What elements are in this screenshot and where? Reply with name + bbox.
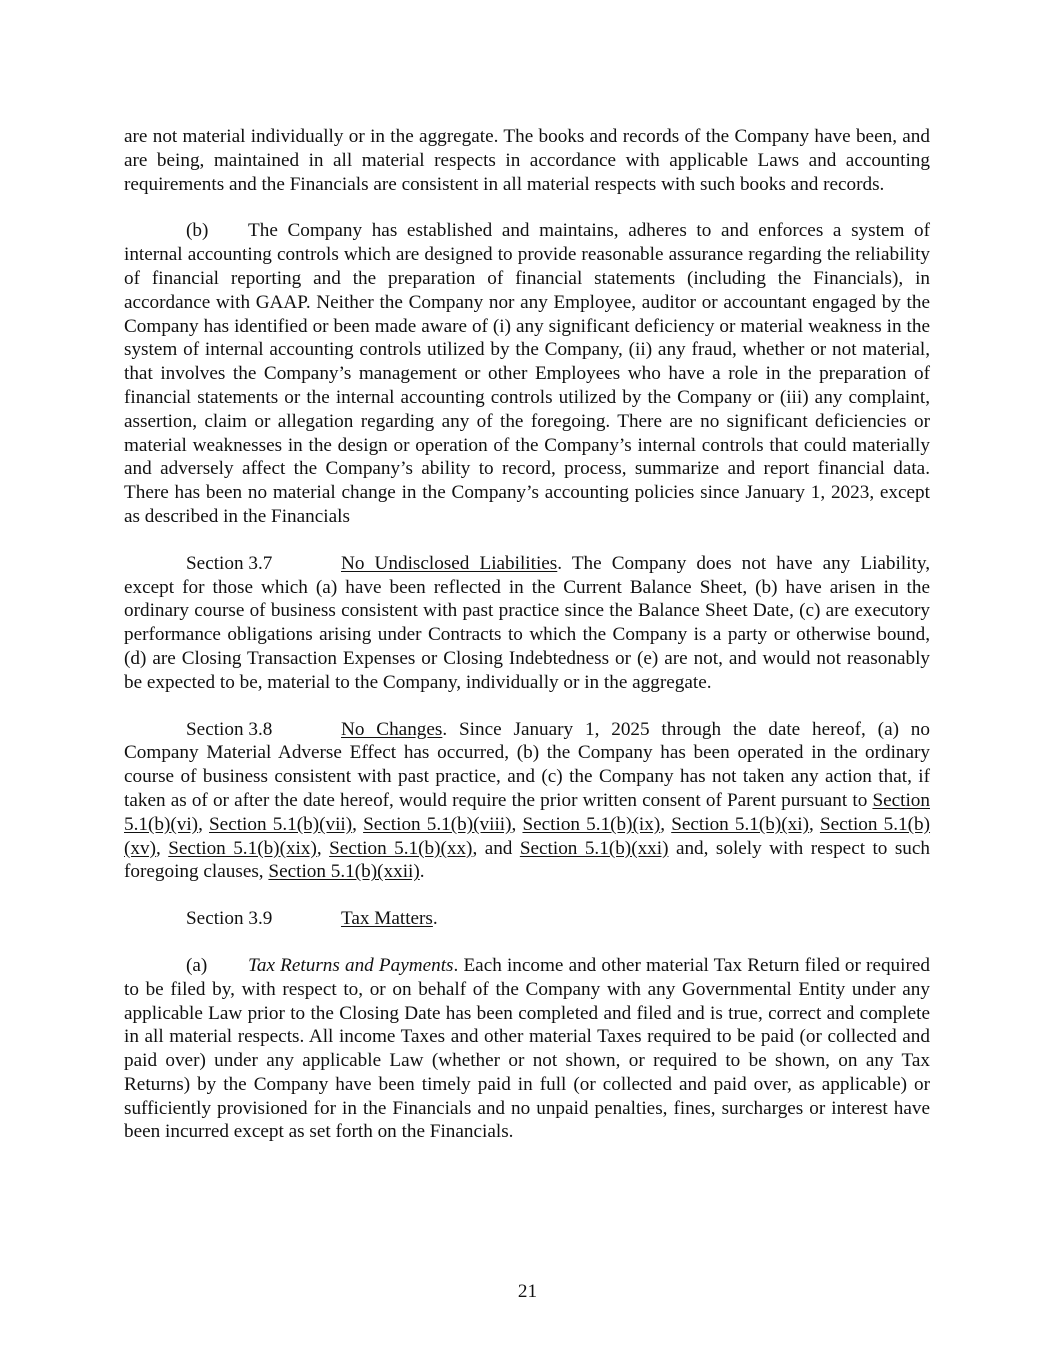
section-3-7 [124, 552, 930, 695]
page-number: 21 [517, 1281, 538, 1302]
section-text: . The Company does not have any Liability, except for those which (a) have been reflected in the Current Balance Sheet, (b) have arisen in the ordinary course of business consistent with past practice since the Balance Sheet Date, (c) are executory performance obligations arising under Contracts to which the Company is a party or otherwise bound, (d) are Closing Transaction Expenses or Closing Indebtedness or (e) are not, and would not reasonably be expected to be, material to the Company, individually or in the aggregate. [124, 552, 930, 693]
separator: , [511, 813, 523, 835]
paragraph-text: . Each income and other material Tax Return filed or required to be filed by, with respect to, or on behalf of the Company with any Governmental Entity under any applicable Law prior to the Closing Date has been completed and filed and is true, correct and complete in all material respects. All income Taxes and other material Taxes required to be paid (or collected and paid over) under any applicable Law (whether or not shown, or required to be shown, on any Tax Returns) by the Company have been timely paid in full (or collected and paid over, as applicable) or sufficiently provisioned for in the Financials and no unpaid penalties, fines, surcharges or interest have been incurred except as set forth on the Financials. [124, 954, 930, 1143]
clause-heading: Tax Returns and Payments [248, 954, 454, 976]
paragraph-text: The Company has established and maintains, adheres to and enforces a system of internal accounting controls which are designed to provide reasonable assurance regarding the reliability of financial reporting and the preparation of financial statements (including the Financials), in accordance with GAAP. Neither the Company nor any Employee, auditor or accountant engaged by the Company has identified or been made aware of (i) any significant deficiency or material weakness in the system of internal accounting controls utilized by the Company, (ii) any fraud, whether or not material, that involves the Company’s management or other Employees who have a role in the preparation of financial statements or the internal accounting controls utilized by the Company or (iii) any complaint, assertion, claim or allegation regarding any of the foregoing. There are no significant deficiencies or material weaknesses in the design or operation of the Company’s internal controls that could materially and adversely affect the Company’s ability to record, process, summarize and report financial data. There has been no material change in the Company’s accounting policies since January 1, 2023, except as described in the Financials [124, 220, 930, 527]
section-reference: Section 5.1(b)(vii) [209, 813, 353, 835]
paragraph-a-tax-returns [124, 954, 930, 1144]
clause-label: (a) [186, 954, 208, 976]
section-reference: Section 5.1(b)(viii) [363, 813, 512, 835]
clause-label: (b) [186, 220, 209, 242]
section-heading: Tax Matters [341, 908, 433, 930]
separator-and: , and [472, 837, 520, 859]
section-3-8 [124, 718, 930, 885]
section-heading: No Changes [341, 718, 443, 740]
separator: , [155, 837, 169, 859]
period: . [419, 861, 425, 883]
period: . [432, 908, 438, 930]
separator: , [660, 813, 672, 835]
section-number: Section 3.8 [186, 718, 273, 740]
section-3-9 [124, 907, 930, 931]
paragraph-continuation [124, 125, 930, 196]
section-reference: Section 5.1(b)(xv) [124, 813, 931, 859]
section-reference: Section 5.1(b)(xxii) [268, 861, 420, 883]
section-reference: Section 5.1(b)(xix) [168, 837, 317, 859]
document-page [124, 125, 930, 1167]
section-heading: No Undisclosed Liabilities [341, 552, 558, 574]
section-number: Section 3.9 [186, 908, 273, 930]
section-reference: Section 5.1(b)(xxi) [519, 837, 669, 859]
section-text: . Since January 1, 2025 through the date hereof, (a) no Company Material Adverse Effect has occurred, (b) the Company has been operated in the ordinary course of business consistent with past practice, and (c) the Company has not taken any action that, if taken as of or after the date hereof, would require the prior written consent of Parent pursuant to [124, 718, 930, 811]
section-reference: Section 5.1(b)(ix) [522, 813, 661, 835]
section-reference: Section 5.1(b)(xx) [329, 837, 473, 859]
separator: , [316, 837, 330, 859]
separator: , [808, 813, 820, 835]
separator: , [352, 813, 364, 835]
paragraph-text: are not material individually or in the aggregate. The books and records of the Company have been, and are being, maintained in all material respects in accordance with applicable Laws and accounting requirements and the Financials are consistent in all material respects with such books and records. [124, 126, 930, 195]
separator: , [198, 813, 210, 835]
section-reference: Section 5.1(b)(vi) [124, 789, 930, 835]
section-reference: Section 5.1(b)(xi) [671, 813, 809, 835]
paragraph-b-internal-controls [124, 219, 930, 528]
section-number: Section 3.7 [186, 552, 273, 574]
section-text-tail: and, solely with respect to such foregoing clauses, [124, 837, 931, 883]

= = =

:: Task prompt ::
Rewrite the records above with every "section-reference" replaced by "cross-reference" and everything else left unchanged. Omit the pictures from your answer.

:: Exercise output ::
What elements are in this screenshot and where? Reply with name + bbox.
section-3-7 [124, 552, 930, 695]
page-number: 21 [517, 1281, 538, 1302]
section-text: . The Company does not have any Liability, except for those which (a) have been reflected in the Current Balance Sheet, (b) have arisen in the ordinary course of business consistent with past practice since the Balance Sheet Date, (c) are executory performance obligations arising under Contracts to which the Company is a party or otherwise bound, (d) are Closing Transaction Expenses or Closing Indebtedness or (e) are not, and would not reasonably be expected to be, material to the Company, individually or in the aggregate. [124, 552, 930, 693]
separator: , [511, 813, 523, 835]
paragraph-text: . Each income and other material Tax Return filed or required to be filed by, with respect to, or on behalf of the Company with any Governmental Entity under any applicable Law prior to the Closing Date has been completed and filed and is true, correct and complete in all material respects. All income Taxes and other material Taxes required to be paid (or collected and paid over) under any applicable Law (whether or not shown, or required to be shown, on any Tax Returns) by the Company have been timely paid in full (or collected and paid over, as applicable) or sufficiently provisioned for in the Financials and no unpaid penalties, fines, surcharges or interest have been incurred except as set forth on the Financials. [124, 954, 930, 1143]
clause-heading: Tax Returns and Payments [248, 954, 454, 976]
paragraph-text: The Company has established and maintains, adheres to and enforces a system of internal accounting controls which are designed to provide reasonable assurance regarding the reliability of financial reporting and the preparation of financial statements (including the Financials), in accordance with GAAP. Neither the Company nor any Employee, auditor or accountant engaged by the Company has identified or been made aware of (i) any significant deficiency or material weakness in the system of internal accounting controls utilized by the Company, (ii) any fraud, whether or not material, that involves the Company’s management or other Employees who have a role in the preparation of financial statements or the internal accounting controls utilized by the Company or (iii) any complaint, assertion, claim or allegation regarding any of the foregoing. There are no significant deficiencies or material weaknesses in the design or operation of the Company’s internal controls that could materially and adversely affect the Company’s ability to record, process, summarize and report financial data. There has been no material change in the Company’s accounting policies since January 1, 2023, except as described in the Financials [124, 220, 930, 527]
cross-reference: Section 5.1(b)(vii) [209, 813, 353, 835]
paragraph-a-tax-returns [124, 954, 930, 1144]
clause-label: (a) [186, 954, 208, 976]
cross-reference: Section 5.1(b)(viii) [363, 813, 512, 835]
clause-label: (b) [186, 220, 209, 242]
section-heading: Tax Matters [341, 908, 433, 930]
separator-and: , and [472, 837, 520, 859]
section-3-8 [124, 718, 930, 885]
section-heading: No Changes [341, 718, 443, 740]
separator: , [155, 837, 169, 859]
period: . [419, 861, 425, 883]
period: . [432, 908, 438, 930]
separator: , [660, 813, 672, 835]
section-number: Section 3.8 [186, 718, 273, 740]
section-3-9 [124, 907, 930, 931]
paragraph-continuation [124, 125, 930, 196]
cross-reference: Section 5.1(b)(xv) [124, 813, 931, 859]
cross-reference: Section 5.1(b)(xxii) [268, 861, 420, 883]
cross-reference: Section 5.1(b)(xix) [168, 837, 317, 859]
document-page [124, 125, 930, 1167]
section-heading: No Undisclosed Liabilities [341, 552, 558, 574]
section-number: Section 3.9 [186, 908, 273, 930]
cross-reference: Section 5.1(b)(xxi) [519, 837, 669, 859]
section-text: . Since January 1, 2025 through the date hereof, (a) no Company Material Adverse Effect has occurred, (b) the Company has been operated in the ordinary course of business consistent with past practice, and (c) the Company has not taken any action that, if taken as of or after the date hereof, would require the prior written consent of Parent pursuant to [124, 718, 930, 811]
cross-reference: Section 5.1(b)(ix) [522, 813, 661, 835]
cross-reference: Section 5.1(b)(xx) [329, 837, 473, 859]
separator: , [316, 837, 330, 859]
separator: , [808, 813, 820, 835]
separator: , [352, 813, 364, 835]
paragraph-text: are not material individually or in the aggregate. The books and records of the Company have been, and are being, maintained in all material respects in accordance with applicable Laws and accounting requirements and the Financials are consistent in all material respects with such books and records. [124, 126, 930, 195]
separator: , [198, 813, 210, 835]
cross-reference: Section 5.1(b)(vi) [124, 789, 930, 835]
cross-reference: Section 5.1(b)(xi) [671, 813, 809, 835]
paragraph-b-internal-controls [124, 219, 930, 528]
section-number: Section 3.7 [186, 552, 273, 574]
section-text-tail: and, solely with respect to such foregoing clauses, [124, 837, 931, 883]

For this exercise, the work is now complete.